Your answer should be one number: how many lines of the data include the string "красный"?

[Begin]

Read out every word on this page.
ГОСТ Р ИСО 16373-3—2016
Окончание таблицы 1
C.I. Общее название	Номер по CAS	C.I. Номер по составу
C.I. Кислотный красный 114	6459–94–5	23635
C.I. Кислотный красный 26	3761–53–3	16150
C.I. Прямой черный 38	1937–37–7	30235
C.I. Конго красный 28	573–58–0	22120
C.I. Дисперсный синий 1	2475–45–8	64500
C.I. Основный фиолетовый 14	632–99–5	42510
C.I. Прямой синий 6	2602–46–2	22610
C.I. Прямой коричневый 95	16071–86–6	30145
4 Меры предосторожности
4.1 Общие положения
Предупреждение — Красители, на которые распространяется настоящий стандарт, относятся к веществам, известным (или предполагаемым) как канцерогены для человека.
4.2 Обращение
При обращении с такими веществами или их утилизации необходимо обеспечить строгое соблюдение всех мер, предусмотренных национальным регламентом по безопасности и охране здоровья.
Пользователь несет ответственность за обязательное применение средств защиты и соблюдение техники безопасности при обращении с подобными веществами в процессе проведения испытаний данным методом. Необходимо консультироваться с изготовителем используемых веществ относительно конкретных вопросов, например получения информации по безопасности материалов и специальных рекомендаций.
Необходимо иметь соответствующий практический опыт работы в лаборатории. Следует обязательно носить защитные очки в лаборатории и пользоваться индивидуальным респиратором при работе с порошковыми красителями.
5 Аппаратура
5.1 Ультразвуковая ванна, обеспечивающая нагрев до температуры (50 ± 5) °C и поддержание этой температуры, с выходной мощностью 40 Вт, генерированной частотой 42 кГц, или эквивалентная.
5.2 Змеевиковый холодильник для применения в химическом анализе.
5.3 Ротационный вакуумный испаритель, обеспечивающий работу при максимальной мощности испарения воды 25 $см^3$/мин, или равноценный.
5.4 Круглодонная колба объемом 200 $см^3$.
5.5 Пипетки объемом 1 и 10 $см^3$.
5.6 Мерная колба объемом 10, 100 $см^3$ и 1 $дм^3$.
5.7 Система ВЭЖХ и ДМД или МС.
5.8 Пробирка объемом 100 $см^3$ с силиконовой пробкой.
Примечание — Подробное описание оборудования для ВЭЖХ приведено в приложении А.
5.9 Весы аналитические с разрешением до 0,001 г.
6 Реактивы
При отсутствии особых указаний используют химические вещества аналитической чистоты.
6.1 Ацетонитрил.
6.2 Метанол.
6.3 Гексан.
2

[End]

## Task solution
3